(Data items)
• • •

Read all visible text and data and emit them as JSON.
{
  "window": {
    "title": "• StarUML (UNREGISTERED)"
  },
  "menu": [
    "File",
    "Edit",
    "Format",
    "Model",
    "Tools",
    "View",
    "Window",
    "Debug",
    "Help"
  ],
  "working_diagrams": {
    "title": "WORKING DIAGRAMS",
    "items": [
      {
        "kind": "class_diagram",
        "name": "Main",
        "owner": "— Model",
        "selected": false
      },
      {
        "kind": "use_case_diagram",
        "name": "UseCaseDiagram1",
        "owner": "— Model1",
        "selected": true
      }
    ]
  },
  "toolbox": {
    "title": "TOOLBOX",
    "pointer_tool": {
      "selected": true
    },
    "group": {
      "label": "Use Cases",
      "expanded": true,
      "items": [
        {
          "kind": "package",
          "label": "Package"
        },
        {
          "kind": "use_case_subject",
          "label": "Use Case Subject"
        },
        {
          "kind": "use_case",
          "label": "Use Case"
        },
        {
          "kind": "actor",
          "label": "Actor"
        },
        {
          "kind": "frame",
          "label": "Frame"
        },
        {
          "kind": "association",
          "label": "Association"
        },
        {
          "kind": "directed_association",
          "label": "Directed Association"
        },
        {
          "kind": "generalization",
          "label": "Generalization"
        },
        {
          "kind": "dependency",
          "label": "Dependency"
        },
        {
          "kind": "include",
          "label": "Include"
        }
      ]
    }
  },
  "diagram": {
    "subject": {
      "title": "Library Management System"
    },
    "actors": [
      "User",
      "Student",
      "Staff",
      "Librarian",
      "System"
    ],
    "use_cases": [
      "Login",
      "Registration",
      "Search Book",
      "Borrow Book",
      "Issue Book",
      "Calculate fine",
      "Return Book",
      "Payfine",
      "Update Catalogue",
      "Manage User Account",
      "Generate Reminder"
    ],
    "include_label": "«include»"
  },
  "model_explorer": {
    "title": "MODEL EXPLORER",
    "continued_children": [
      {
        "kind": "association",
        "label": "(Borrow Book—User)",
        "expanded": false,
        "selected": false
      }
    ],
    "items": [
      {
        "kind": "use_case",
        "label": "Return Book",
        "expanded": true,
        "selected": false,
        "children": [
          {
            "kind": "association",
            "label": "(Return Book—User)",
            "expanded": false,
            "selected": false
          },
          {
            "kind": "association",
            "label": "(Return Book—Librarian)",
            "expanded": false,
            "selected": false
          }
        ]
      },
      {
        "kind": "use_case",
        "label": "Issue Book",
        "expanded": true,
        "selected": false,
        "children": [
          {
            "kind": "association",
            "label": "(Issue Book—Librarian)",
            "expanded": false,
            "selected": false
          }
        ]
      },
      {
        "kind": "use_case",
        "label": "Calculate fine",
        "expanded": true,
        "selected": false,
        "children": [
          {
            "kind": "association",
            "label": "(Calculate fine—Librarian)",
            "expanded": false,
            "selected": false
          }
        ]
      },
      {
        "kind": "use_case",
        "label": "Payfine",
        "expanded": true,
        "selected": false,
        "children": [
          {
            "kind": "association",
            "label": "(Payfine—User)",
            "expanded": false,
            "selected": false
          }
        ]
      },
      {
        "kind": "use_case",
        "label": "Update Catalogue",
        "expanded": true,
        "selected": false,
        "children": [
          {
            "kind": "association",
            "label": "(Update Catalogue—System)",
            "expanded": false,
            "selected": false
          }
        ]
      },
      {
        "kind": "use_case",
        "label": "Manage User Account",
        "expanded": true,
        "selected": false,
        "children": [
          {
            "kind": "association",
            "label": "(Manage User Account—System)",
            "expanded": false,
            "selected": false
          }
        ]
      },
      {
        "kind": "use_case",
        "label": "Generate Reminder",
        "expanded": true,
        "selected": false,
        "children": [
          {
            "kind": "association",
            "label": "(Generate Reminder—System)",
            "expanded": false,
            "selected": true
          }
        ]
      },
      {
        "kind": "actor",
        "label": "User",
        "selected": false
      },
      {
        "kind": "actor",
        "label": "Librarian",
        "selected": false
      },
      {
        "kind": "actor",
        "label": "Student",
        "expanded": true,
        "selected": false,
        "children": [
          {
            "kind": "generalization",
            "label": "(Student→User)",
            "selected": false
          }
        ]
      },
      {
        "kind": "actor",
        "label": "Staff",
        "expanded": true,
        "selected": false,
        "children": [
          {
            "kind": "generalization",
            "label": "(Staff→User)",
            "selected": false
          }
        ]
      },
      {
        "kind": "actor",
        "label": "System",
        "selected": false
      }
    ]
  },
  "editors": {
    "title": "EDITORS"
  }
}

• • •

EXERCISE AIM – Copy every line of the listing containing the string "Librarian".

WRITTEN ANSWER –
      "Librarian",
            "label": "(Return Book—Librarian)",
            "label": "(Issue Book—Librarian)",
            "label": "(Calculate fine—Librarian)",
        "label": "Librarian",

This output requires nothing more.